(Excerpts from a figure dataset)
----------------

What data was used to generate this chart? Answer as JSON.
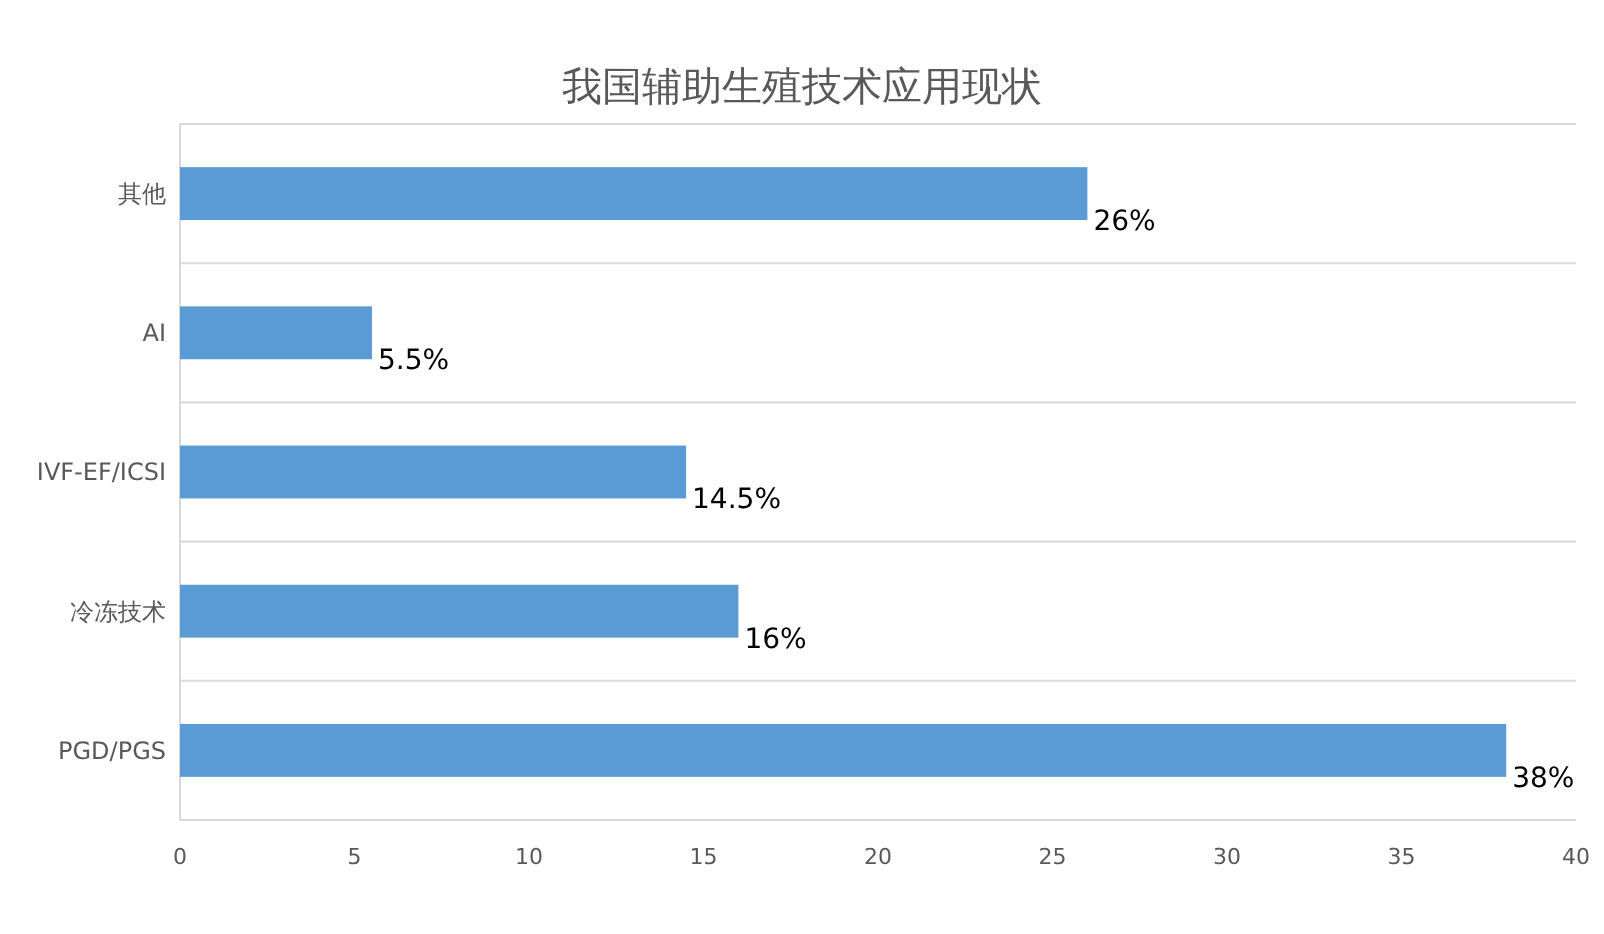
{
  "chart_data": {
    "type": "bar",
    "orientation": "horizontal",
    "title": "我国辅助生殖技术应用现状",
    "categories": [
      "其他",
      "AI",
      "IVF-EF/ICSI",
      "冷冻技术",
      "PGD/PGS"
    ],
    "values": [
      26,
      5.5,
      14.5,
      16,
      38
    ],
    "value_labels": [
      "26%",
      "5.5%",
      "14.5%",
      "16%",
      "38%"
    ],
    "color": "#5b9bd5",
    "xlim": [
      0,
      40
    ],
    "xticks": [
      0,
      5,
      10,
      15,
      20,
      25,
      30,
      35,
      40
    ],
    "grid": "y"
  }
}
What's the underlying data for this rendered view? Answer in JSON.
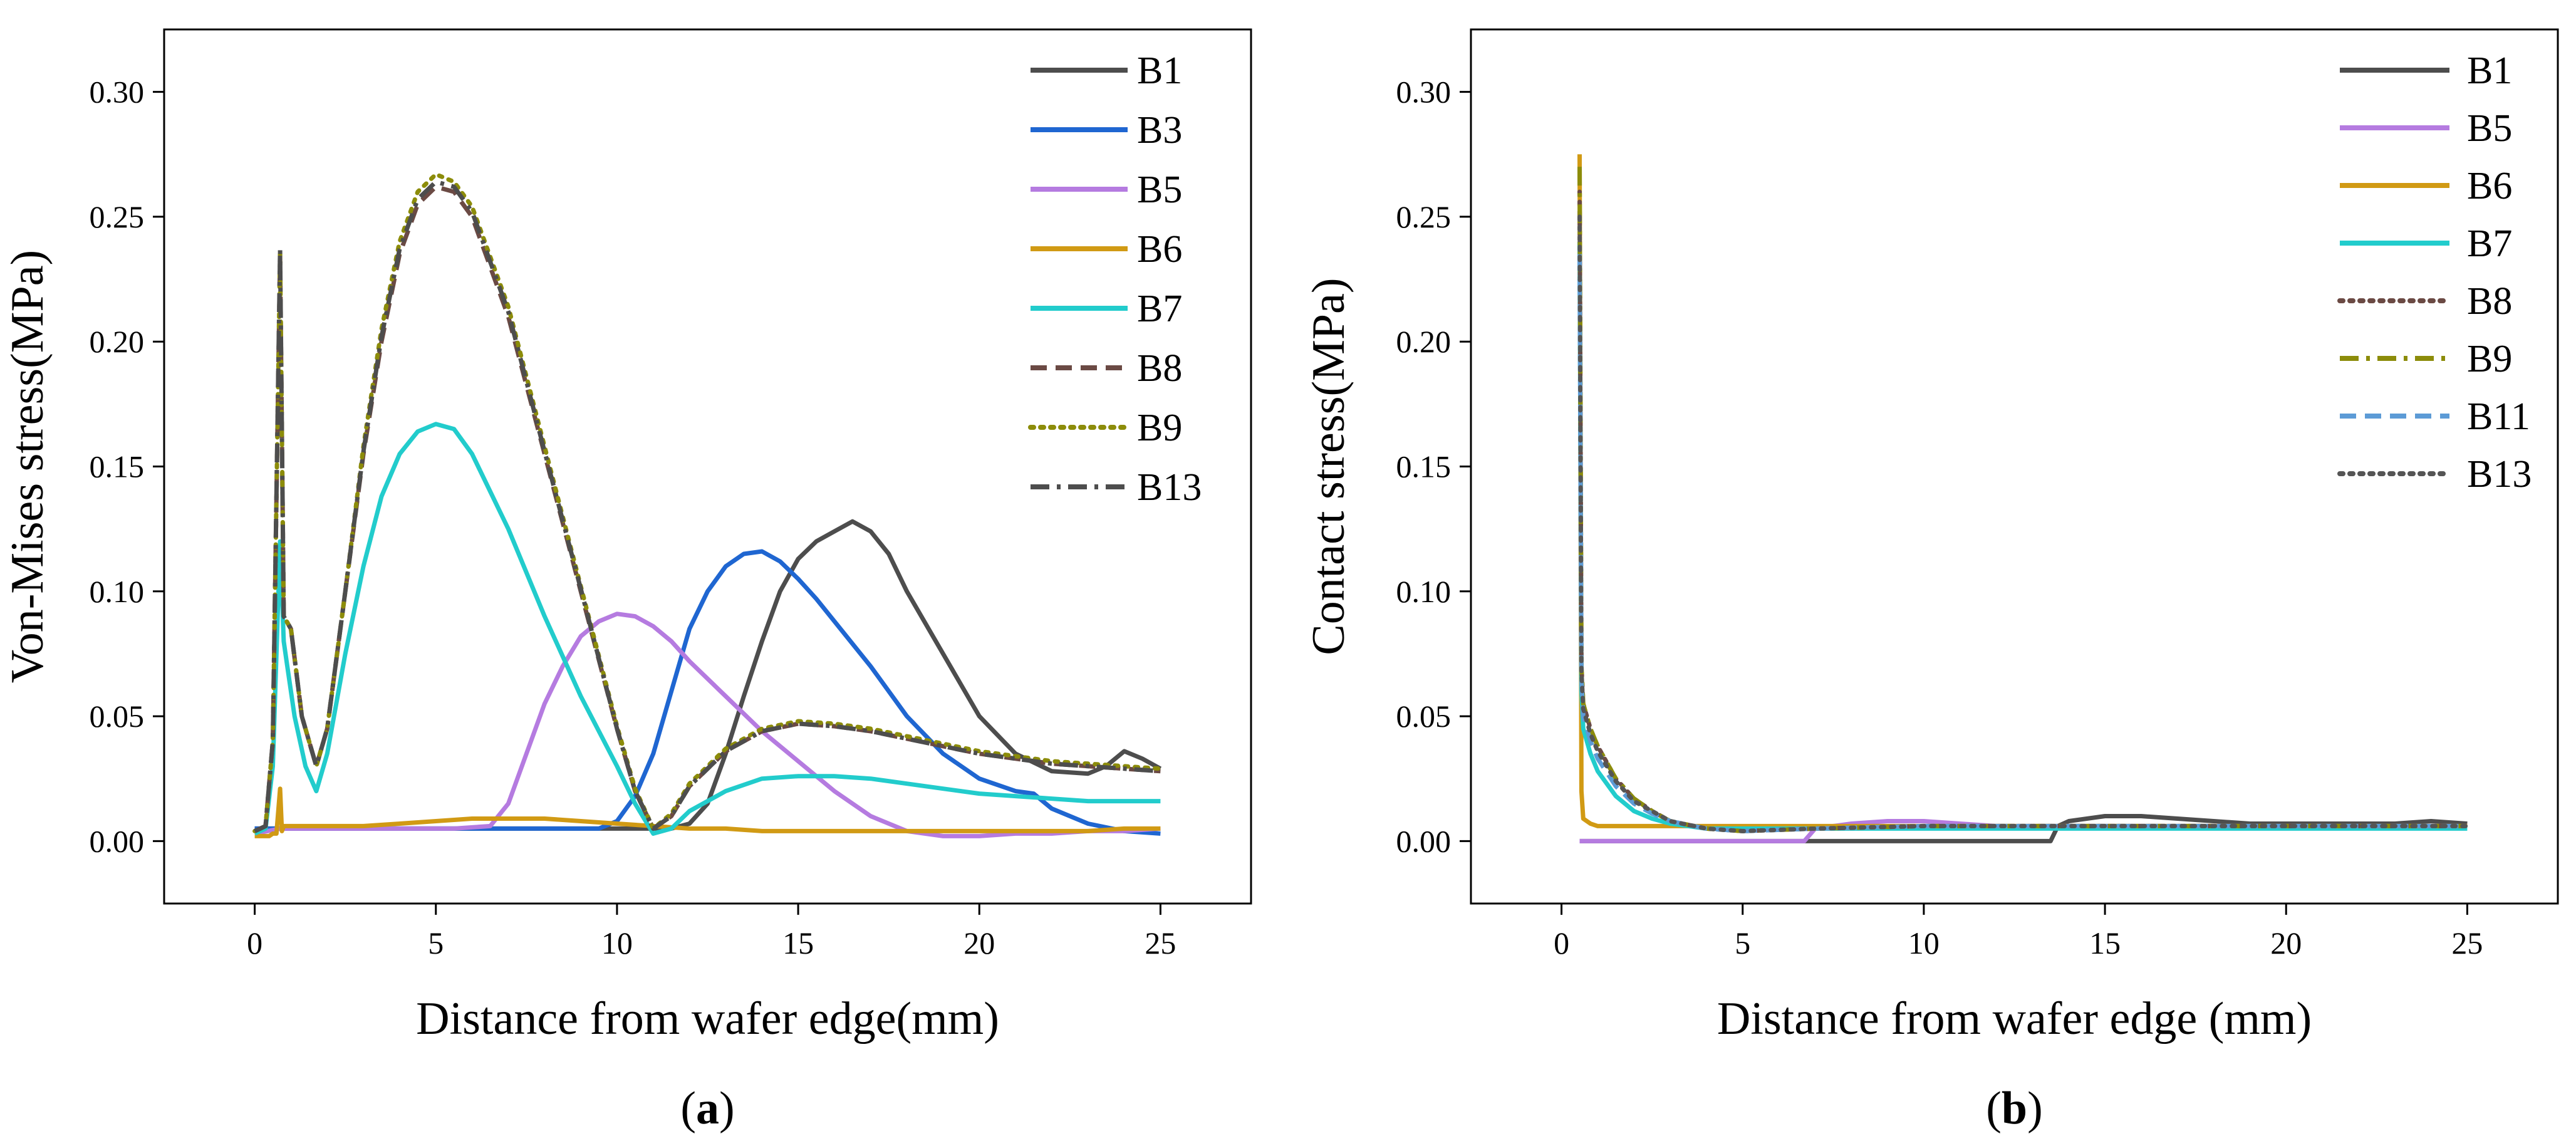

----------------

### EXERCISE PROMPT:
Copy everything in the records above except the pictures, exactly as written.

### FINAL ANSWER:
What data was used to generate this chart? Answer as JSON.
{
  "chart_data": {
    "type": "bar",
    "orientation": "horizontal",
    "title": "我国辅助生殖技术应用现状",
    "categories": [
      "其他",
      "AI",
      "IVF-EF/ICSI",
      "冷冻技术",
      "PGD/PGS"
    ],
    "values": [
      26,
      5.5,
      14.5,
      16,
      38
    ],
    "value_labels": [
      "26%",
      "5.5%",
      "14.5%",
      "16%",
      "38%"
    ],
    "color": "#5b9bd5",
    "xlim": [
      0,
      40
    ],
    "xticks": [
      0,
      5,
      10,
      15,
      20,
      25,
      30,
      35,
      40
    ],
    "grid": "y"
  }
}
What's the underlying data for this rendered view? Answer in JSON.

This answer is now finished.